▸ **GOAL**: Edit the rows below so that every "code-keyword" becomes "keyword", and leave the rest of each row as it is.

▸ **MATERIAL SUPPLIED**:
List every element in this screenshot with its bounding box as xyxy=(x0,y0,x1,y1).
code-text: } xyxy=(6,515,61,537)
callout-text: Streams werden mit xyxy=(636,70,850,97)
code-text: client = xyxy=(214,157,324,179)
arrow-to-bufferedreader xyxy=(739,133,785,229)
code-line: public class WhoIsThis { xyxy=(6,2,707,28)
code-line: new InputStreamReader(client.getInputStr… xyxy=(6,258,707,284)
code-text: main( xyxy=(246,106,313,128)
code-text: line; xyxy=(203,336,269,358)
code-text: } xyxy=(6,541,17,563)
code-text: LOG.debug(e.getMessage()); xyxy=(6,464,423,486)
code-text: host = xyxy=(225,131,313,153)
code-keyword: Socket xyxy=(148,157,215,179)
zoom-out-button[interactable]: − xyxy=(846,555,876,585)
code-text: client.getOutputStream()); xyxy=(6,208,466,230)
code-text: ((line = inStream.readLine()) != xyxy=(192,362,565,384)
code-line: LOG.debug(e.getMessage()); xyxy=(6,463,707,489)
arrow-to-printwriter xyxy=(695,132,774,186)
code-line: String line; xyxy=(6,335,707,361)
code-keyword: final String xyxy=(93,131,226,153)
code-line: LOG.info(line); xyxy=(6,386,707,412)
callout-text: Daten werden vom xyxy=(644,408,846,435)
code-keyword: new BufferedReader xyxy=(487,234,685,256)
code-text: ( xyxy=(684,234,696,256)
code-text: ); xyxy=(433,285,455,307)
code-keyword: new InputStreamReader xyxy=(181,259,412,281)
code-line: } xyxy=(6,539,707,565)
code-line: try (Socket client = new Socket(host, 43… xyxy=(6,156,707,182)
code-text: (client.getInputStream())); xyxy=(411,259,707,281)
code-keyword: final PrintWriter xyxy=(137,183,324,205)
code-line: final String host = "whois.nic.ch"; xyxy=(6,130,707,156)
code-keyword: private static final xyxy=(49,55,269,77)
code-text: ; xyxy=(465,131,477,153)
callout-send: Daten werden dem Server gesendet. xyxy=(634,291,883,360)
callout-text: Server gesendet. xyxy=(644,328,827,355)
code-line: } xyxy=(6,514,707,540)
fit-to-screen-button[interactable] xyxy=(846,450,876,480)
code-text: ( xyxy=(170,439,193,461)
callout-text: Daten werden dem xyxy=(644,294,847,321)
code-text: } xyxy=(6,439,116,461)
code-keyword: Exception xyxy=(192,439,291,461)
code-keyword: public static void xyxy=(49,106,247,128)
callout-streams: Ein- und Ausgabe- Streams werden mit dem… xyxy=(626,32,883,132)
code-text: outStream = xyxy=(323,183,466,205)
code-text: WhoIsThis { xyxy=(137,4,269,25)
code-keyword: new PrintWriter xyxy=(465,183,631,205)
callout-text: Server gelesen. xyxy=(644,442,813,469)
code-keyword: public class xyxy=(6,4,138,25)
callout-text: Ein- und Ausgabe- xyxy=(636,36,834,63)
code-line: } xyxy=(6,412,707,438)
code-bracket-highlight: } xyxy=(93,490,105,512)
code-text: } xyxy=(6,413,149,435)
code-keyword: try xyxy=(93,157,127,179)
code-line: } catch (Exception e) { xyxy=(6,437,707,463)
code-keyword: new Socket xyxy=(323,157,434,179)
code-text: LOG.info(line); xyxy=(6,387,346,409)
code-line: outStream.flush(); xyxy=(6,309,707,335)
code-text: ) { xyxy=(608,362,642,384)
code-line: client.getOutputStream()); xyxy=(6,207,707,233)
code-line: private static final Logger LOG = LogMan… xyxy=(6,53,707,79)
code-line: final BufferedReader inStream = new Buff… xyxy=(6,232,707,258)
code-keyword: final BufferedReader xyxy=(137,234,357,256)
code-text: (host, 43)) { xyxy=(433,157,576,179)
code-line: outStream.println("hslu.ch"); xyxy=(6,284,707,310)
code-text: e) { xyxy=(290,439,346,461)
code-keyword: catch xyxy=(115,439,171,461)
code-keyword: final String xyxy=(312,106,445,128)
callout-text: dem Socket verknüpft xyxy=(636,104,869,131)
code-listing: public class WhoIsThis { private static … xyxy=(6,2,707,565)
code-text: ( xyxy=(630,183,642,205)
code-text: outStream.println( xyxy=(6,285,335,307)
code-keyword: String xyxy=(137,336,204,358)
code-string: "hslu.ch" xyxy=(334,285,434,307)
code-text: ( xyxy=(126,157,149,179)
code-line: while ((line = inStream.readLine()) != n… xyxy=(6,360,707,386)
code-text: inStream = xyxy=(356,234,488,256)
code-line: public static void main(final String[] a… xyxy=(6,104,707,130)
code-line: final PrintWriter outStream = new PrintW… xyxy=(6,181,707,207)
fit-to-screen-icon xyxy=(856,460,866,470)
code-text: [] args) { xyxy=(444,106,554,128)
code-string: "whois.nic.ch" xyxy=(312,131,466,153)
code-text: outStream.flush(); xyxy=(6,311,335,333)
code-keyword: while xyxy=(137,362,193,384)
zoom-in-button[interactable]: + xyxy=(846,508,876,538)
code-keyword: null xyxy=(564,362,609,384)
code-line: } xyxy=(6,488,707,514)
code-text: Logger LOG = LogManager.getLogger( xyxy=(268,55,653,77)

▸ **RESULT FOR THIS EXERCISE**:
List every element in this screenshot with its bounding box as xyxy=(x0,y0,x1,y1).
code-text: } xyxy=(6,515,61,537)
callout-text: Streams werden mit xyxy=(636,70,850,97)
code-text: client = xyxy=(214,157,324,179)
arrow-to-bufferedreader xyxy=(739,133,785,229)
code-line: public class WhoIsThis { xyxy=(6,2,707,28)
code-line: new InputStreamReader(client.getInputStr… xyxy=(6,258,707,284)
code-text: main( xyxy=(246,106,313,128)
code-text: line; xyxy=(203,336,269,358)
code-text: } xyxy=(6,541,17,563)
code-text: LOG.debug(e.getMessage()); xyxy=(6,464,423,486)
code-text: host = xyxy=(225,131,313,153)
keyword: Socket xyxy=(148,157,215,179)
zoom-out-button[interactable]: − xyxy=(846,555,876,585)
code-text: client.getOutputStream()); xyxy=(6,208,466,230)
code-text: ((line = inStream.readLine()) != xyxy=(192,362,565,384)
code-line: LOG.debug(e.getMessage()); xyxy=(6,463,707,489)
arrow-to-printwriter xyxy=(695,132,774,186)
code-line: String line; xyxy=(6,335,707,361)
keyword: final String xyxy=(93,131,226,153)
code-line: LOG.info(line); xyxy=(6,386,707,412)
callout-text: Daten werden vom xyxy=(644,408,846,435)
keyword: new BufferedReader xyxy=(487,234,685,256)
code-text: ( xyxy=(684,234,696,256)
code-text: ); xyxy=(433,285,455,307)
keyword: new InputStreamReader xyxy=(181,259,412,281)
code-line: } xyxy=(6,539,707,565)
code-line: try (Socket client = new Socket(host, 43… xyxy=(6,156,707,182)
code-text: (client.getInputStream())); xyxy=(411,259,707,281)
keyword: final PrintWriter xyxy=(137,183,324,205)
code-line: final String host = "whois.nic.ch"; xyxy=(6,130,707,156)
keyword: private static final xyxy=(49,55,269,77)
code-text: ; xyxy=(465,131,477,153)
callout-send: Daten werden dem Server gesendet. xyxy=(634,291,883,360)
callout-text: Server gesendet. xyxy=(644,328,827,355)
code-line: } xyxy=(6,514,707,540)
fit-to-screen-button[interactable] xyxy=(846,450,876,480)
code-text: ( xyxy=(170,439,193,461)
callout-text: Daten werden dem xyxy=(644,294,847,321)
code-text: } xyxy=(6,439,116,461)
keyword: Exception xyxy=(192,439,291,461)
keyword: public static void xyxy=(49,106,247,128)
callout-streams: Ein- und Ausgabe- Streams werden mit dem… xyxy=(626,32,883,132)
code-text: outStream = xyxy=(323,183,466,205)
code-text: WhoIsThis { xyxy=(137,4,269,25)
keyword: new PrintWriter xyxy=(465,183,631,205)
callout-text: Server gelesen. xyxy=(644,442,813,469)
keyword: public class xyxy=(6,4,138,25)
callout-text: Ein- und Ausgabe- xyxy=(636,36,834,63)
code-line: } xyxy=(6,412,707,438)
code-bracket-highlight: } xyxy=(93,490,105,512)
code-text: } xyxy=(6,413,149,435)
keyword: try xyxy=(93,157,127,179)
code-line: } catch (Exception e) { xyxy=(6,437,707,463)
keyword: new Socket xyxy=(323,157,434,179)
code-text: LOG.info(line); xyxy=(6,387,346,409)
code-line: outStream.flush(); xyxy=(6,309,707,335)
code-text: ) { xyxy=(608,362,642,384)
code-line: client.getOutputStream()); xyxy=(6,207,707,233)
code-line: private static final Logger LOG = LogMan… xyxy=(6,53,707,79)
code-line: final BufferedReader inStream = new Buff… xyxy=(6,232,707,258)
keyword: final BufferedReader xyxy=(137,234,357,256)
code-text: (host, 43)) { xyxy=(433,157,576,179)
code-line: outStream.println("hslu.ch"); xyxy=(6,284,707,310)
code-text: e) { xyxy=(290,439,346,461)
keyword: catch xyxy=(115,439,171,461)
keyword: final String xyxy=(312,106,445,128)
callout-text: dem Socket verknüpft xyxy=(636,104,869,131)
code-listing: public class WhoIsThis { private static … xyxy=(6,2,707,565)
code-text: ( xyxy=(630,183,642,205)
code-text: outStream.println( xyxy=(6,285,335,307)
keyword: String xyxy=(137,336,204,358)
code-string: "hslu.ch" xyxy=(334,285,434,307)
code-text: ( xyxy=(126,157,149,179)
code-line: while ((line = inStream.readLine()) != n… xyxy=(6,360,707,386)
code-text: inStream = xyxy=(356,234,488,256)
code-line: public static void main(final String[] a… xyxy=(6,104,707,130)
code-line: final PrintWriter outStream = new PrintW… xyxy=(6,181,707,207)
fit-to-screen-icon xyxy=(856,460,866,470)
code-text: [] args) { xyxy=(444,106,554,128)
code-string: "whois.nic.ch" xyxy=(312,131,466,153)
code-text: outStream.flush(); xyxy=(6,311,335,333)
keyword: while xyxy=(137,362,193,384)
zoom-in-button[interactable]: + xyxy=(846,508,876,538)
keyword: null xyxy=(564,362,609,384)
code-line: } xyxy=(6,488,707,514)
code-text: Logger LOG = LogManager.getLogger( xyxy=(268,55,653,77)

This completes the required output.